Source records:

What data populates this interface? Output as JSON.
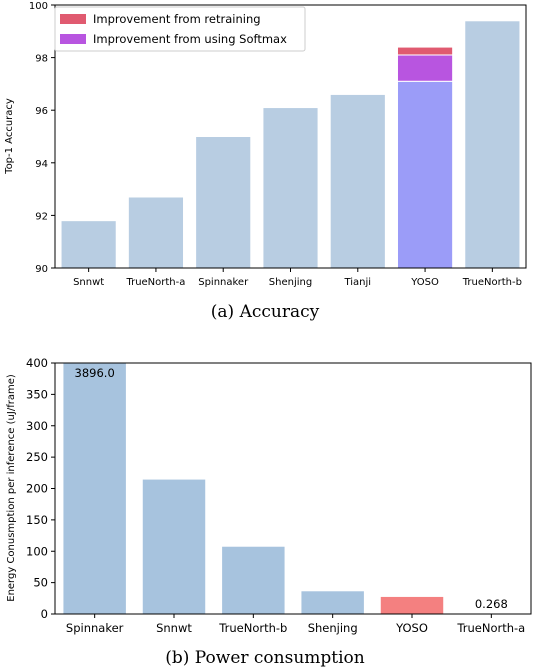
{
  "chart_data": [
    {
      "type": "bar",
      "caption": "(a) Accuracy",
      "ylabel": "Top-1 Accuracy",
      "ylim": [
        90,
        100
      ],
      "yticks": [
        90,
        92,
        94,
        96,
        98,
        100
      ],
      "categories": [
        "Snnwt",
        "TrueNorth-a",
        "Spinnaker",
        "Shenjing",
        "Tianji",
        "YOSO",
        "TrueNorth-b"
      ],
      "series": [
        {
          "values": [
            91.8,
            92.7,
            95.0,
            96.1,
            96.6,
            97.1,
            99.4
          ]
        },
        {
          "name": "Improvement from using Softmax",
          "values": [
            0,
            0,
            0,
            0,
            0,
            1.0,
            0
          ]
        },
        {
          "name": "Improvement from retraining",
          "values": [
            0,
            0,
            0,
            0,
            0,
            0.3,
            0
          ]
        }
      ],
      "legend": {
        "placement": "top-left"
      },
      "colors": {
        "base": "#b8cde2",
        "softmax": "#b855e0",
        "retraining": "#e05a70",
        "yoso_base": "#9b9cf8"
      }
    },
    {
      "type": "bar",
      "caption": "(b) Power consumption",
      "ylabel": "Energy Conusmption per inference (uJ/frame)",
      "ylim": [
        0,
        400
      ],
      "yticks": [
        0,
        50,
        100,
        150,
        200,
        250,
        300,
        350,
        400
      ],
      "categories": [
        "Spinnaker",
        "Snnwt",
        "TrueNorth-b",
        "Shenjing",
        "YOSO",
        "TrueNorth-a"
      ],
      "values": [
        3896.0,
        215,
        108,
        37,
        28,
        0.268
      ],
      "data_labels": [
        "3896.0",
        "",
        "",
        "",
        "",
        "0.268"
      ],
      "colors": {
        "base": "#a7c3de",
        "highlight": "#f48080"
      }
    }
  ]
}
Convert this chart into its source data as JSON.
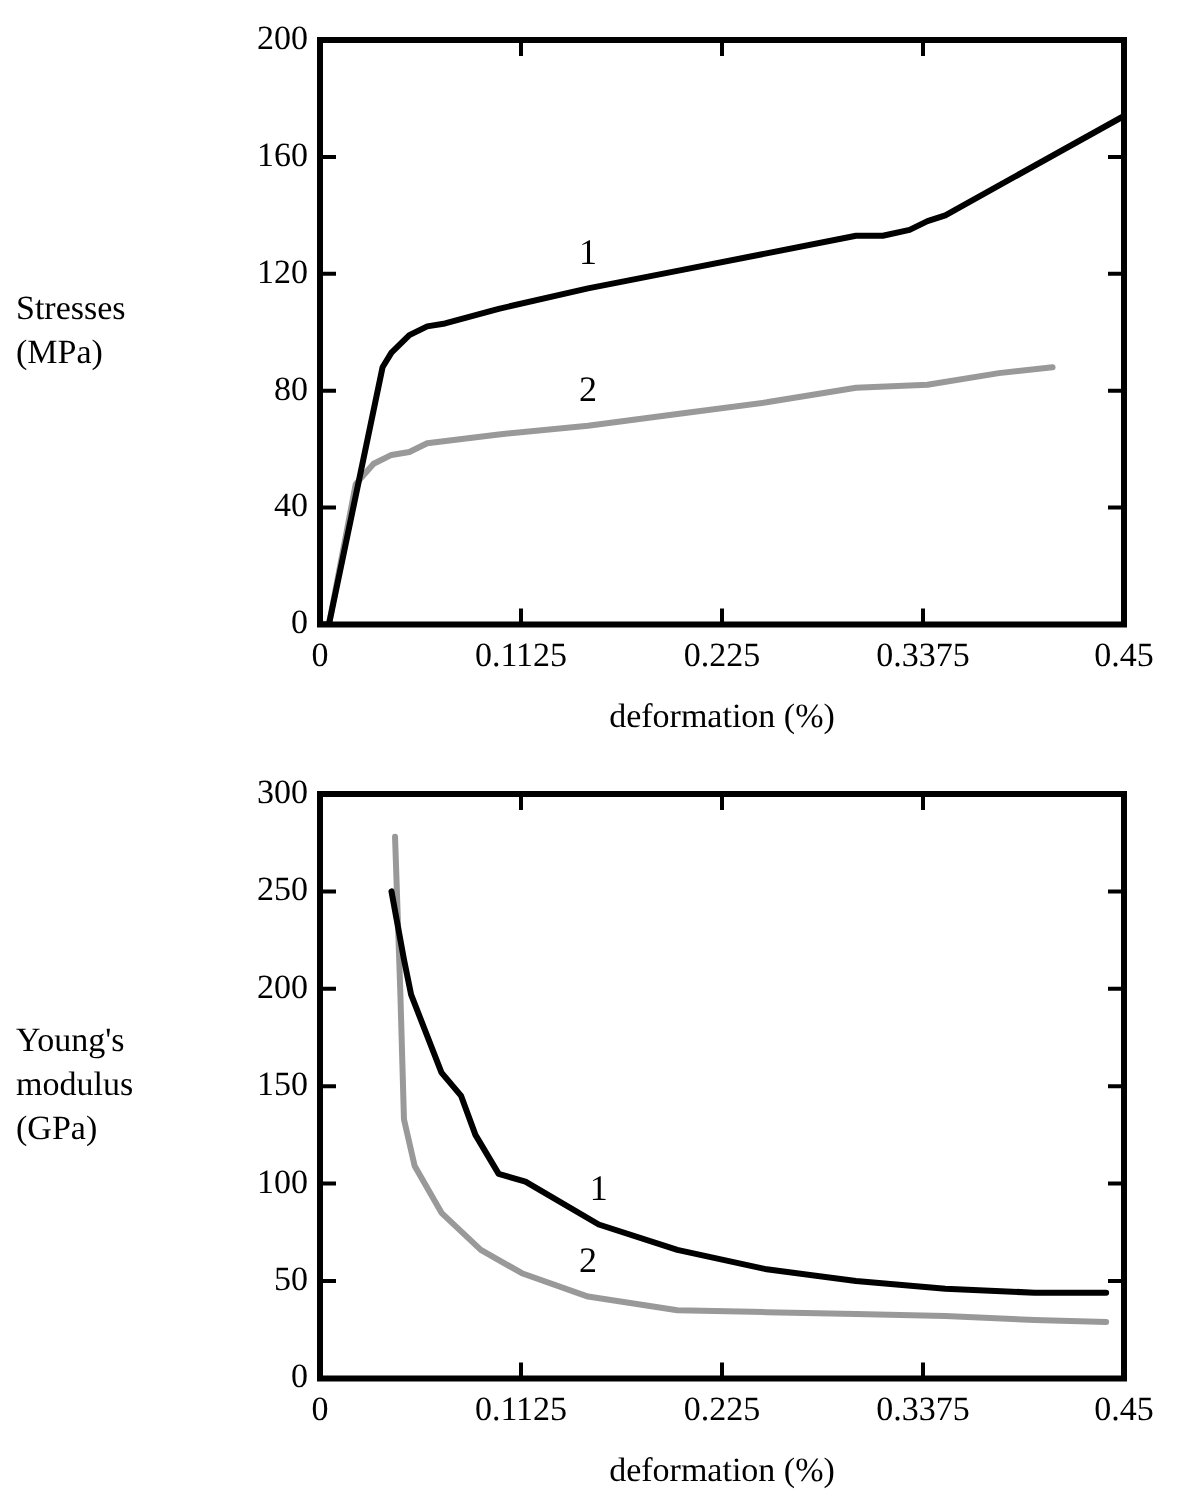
{
  "chart_data": [
    {
      "type": "line",
      "xlabel": "deformation (%)",
      "ylabel": "Stresses (MPa)",
      "xlim": [
        0,
        0.45
      ],
      "ylim": [
        0,
        200
      ],
      "xticks": [
        0,
        0.1125,
        0.225,
        0.3375,
        0.45
      ],
      "yticks": [
        0,
        40,
        80,
        120,
        160,
        200
      ],
      "grid": false,
      "legend": false,
      "marker": "none",
      "line_style": "solid",
      "series": [
        {
          "name": "1",
          "color": "#000000",
          "x": [
            0,
            0.005,
            0.035,
            0.04,
            0.05,
            0.06,
            0.07,
            0.1,
            0.15,
            0.2,
            0.3,
            0.315,
            0.33,
            0.34,
            0.35,
            0.45
          ],
          "values": [
            0,
            0,
            88,
            93,
            99,
            102,
            103,
            108,
            115,
            121,
            133,
            133,
            135,
            138,
            140,
            174
          ]
        },
        {
          "name": "2",
          "color": "#999999",
          "x": [
            0,
            0.005,
            0.02,
            0.03,
            0.04,
            0.05,
            0.06,
            0.1,
            0.15,
            0.2,
            0.25,
            0.3,
            0.34,
            0.38,
            0.41
          ],
          "values": [
            0,
            0,
            48,
            55,
            58,
            59,
            62,
            65,
            68,
            72,
            76,
            81,
            82,
            86,
            88
          ]
        }
      ]
    },
    {
      "type": "line",
      "xlabel": "deformation (%)",
      "ylabel": "Young's modulus (GPa)",
      "xlim": [
        0,
        0.45
      ],
      "ylim": [
        0,
        300
      ],
      "xticks": [
        0,
        0.1125,
        0.225,
        0.3375,
        0.45
      ],
      "yticks": [
        0,
        50,
        100,
        150,
        200,
        250,
        300
      ],
      "grid": false,
      "legend": false,
      "marker": "none",
      "line_style": "solid",
      "series": [
        {
          "name": "1",
          "color": "#000000",
          "x": [
            0.04,
            0.047,
            0.051,
            0.068,
            0.079,
            0.087,
            0.1,
            0.115,
            0.156,
            0.2,
            0.25,
            0.3,
            0.35,
            0.4,
            0.44
          ],
          "values": [
            250,
            215,
            197,
            157,
            145,
            125,
            105,
            101,
            79,
            66,
            56,
            50,
            46,
            44,
            44
          ]
        },
        {
          "name": "2",
          "color": "#999999",
          "x": [
            0.042,
            0.045,
            0.047,
            0.053,
            0.068,
            0.09,
            0.113,
            0.15,
            0.2,
            0.25,
            0.3,
            0.35,
            0.4,
            0.44
          ],
          "values": [
            278,
            197,
            133,
            109,
            85,
            66,
            54,
            42,
            35,
            34,
            33,
            32,
            30,
            29
          ]
        }
      ]
    }
  ]
}
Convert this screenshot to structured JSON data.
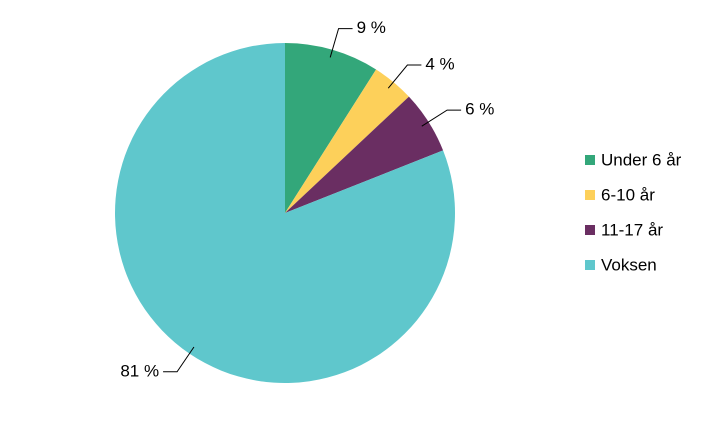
{
  "chart_data": {
    "type": "pie",
    "categories": [
      "Under 6 år",
      "6-10 år",
      "11-17 år",
      "Voksen"
    ],
    "values": [
      9,
      4,
      6,
      81
    ],
    "value_labels": [
      "9 %",
      "4 %",
      "6 %",
      "81 %"
    ],
    "colors": [
      "#33a77a",
      "#fdd05a",
      "#6a2e62",
      "#5fc7cc"
    ],
    "legend": "right"
  }
}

> **TO BE DONE**
Leave out the pictures and give the rest of the records again exactly.

> **RESPONSE TO THIS EXERCISE**
What data populates this interface? Output as JSON.
{
  "chart_data": [
    {
      "type": "bar",
      "caption": "(a) Accuracy",
      "ylabel": "Top-1 Accuracy",
      "ylim": [
        90,
        100
      ],
      "yticks": [
        90,
        92,
        94,
        96,
        98,
        100
      ],
      "categories": [
        "Snnwt",
        "TrueNorth-a",
        "Spinnaker",
        "Shenjing",
        "Tianji",
        "YOSO",
        "TrueNorth-b"
      ],
      "series": [
        {
          "values": [
            91.8,
            92.7,
            95.0,
            96.1,
            96.6,
            97.1,
            99.4
          ]
        },
        {
          "name": "Improvement from using Softmax",
          "values": [
            0,
            0,
            0,
            0,
            0,
            1.0,
            0
          ]
        },
        {
          "name": "Improvement from retraining",
          "values": [
            0,
            0,
            0,
            0,
            0,
            0.3,
            0
          ]
        }
      ],
      "legend": {
        "placement": "top-left"
      },
      "colors": {
        "base": "#b8cde2",
        "softmax": "#b855e0",
        "retraining": "#e05a70",
        "yoso_base": "#9b9cf8"
      }
    },
    {
      "type": "bar",
      "caption": "(b) Power consumption",
      "ylabel": "Energy Conusmption per inference (uJ/frame)",
      "ylim": [
        0,
        400
      ],
      "yticks": [
        0,
        50,
        100,
        150,
        200,
        250,
        300,
        350,
        400
      ],
      "categories": [
        "Spinnaker",
        "Snnwt",
        "TrueNorth-b",
        "Shenjing",
        "YOSO",
        "TrueNorth-a"
      ],
      "values": [
        3896.0,
        215,
        108,
        37,
        28,
        0.268
      ],
      "data_labels": [
        "3896.0",
        "",
        "",
        "",
        "",
        "0.268"
      ],
      "colors": {
        "base": "#a7c3de",
        "highlight": "#f48080"
      }
    }
  ]
}
Convert this chart into its source data as JSON.
{
  "chart_data": [
    {
      "type": "line",
      "xlabel": "deformation (%)",
      "ylabel": "Stresses (MPa)",
      "xlim": [
        0,
        0.45
      ],
      "ylim": [
        0,
        200
      ],
      "xticks": [
        0,
        0.1125,
        0.225,
        0.3375,
        0.45
      ],
      "yticks": [
        0,
        40,
        80,
        120,
        160,
        200
      ],
      "grid": false,
      "legend": false,
      "marker": "none",
      "line_style": "solid",
      "series": [
        {
          "name": "1",
          "color": "#000000",
          "x": [
            0,
            0.005,
            0.035,
            0.04,
            0.05,
            0.06,
            0.07,
            0.1,
            0.15,
            0.2,
            0.3,
            0.315,
            0.33,
            0.34,
            0.35,
            0.45
          ],
          "values": [
            0,
            0,
            88,
            93,
            99,
            102,
            103,
            108,
            115,
            121,
            133,
            133,
            135,
            138,
            140,
            174
          ]
        },
        {
          "name": "2",
          "color": "#999999",
          "x": [
            0,
            0.005,
            0.02,
            0.03,
            0.04,
            0.05,
            0.06,
            0.1,
            0.15,
            0.2,
            0.25,
            0.3,
            0.34,
            0.38,
            0.41
          ],
          "values": [
            0,
            0,
            48,
            55,
            58,
            59,
            62,
            65,
            68,
            72,
            76,
            81,
            82,
            86,
            88
          ]
        }
      ]
    },
    {
      "type": "line",
      "xlabel": "deformation (%)",
      "ylabel": "Young's modulus (GPa)",
      "xlim": [
        0,
        0.45
      ],
      "ylim": [
        0,
        300
      ],
      "xticks": [
        0,
        0.1125,
        0.225,
        0.3375,
        0.45
      ],
      "yticks": [
        0,
        50,
        100,
        150,
        200,
        250,
        300
      ],
      "grid": false,
      "legend": false,
      "marker": "none",
      "line_style": "solid",
      "series": [
        {
          "name": "1",
          "color": "#000000",
          "x": [
            0.04,
            0.047,
            0.051,
            0.068,
            0.079,
            0.087,
            0.1,
            0.115,
            0.156,
            0.2,
            0.25,
            0.3,
            0.35,
            0.4,
            0.44
          ],
          "values": [
            250,
            215,
            197,
            157,
            145,
            125,
            105,
            101,
            79,
            66,
            56,
            50,
            46,
            44,
            44
          ]
        },
        {
          "name": "2",
          "color": "#999999",
          "x": [
            0.042,
            0.045,
            0.047,
            0.053,
            0.068,
            0.09,
            0.113,
            0.15,
            0.2,
            0.25,
            0.3,
            0.35,
            0.4,
            0.44
          ],
          "values": [
            278,
            197,
            133,
            109,
            85,
            66,
            54,
            42,
            35,
            34,
            33,
            32,
            30,
            29
          ]
        }
      ]
    }
  ]
}
Convert this screenshot to structured JSON data.
{
  "chart_data": {
    "type": "pie",
    "categories": [
      "Under 6 år",
      "6-10 år",
      "11-17 år",
      "Voksen"
    ],
    "values": [
      9,
      4,
      6,
      81
    ],
    "value_labels": [
      "9 %",
      "4 %",
      "6 %",
      "81 %"
    ],
    "colors": [
      "#33a77a",
      "#fdd05a",
      "#6a2e62",
      "#5fc7cc"
    ],
    "legend": "right"
  }
}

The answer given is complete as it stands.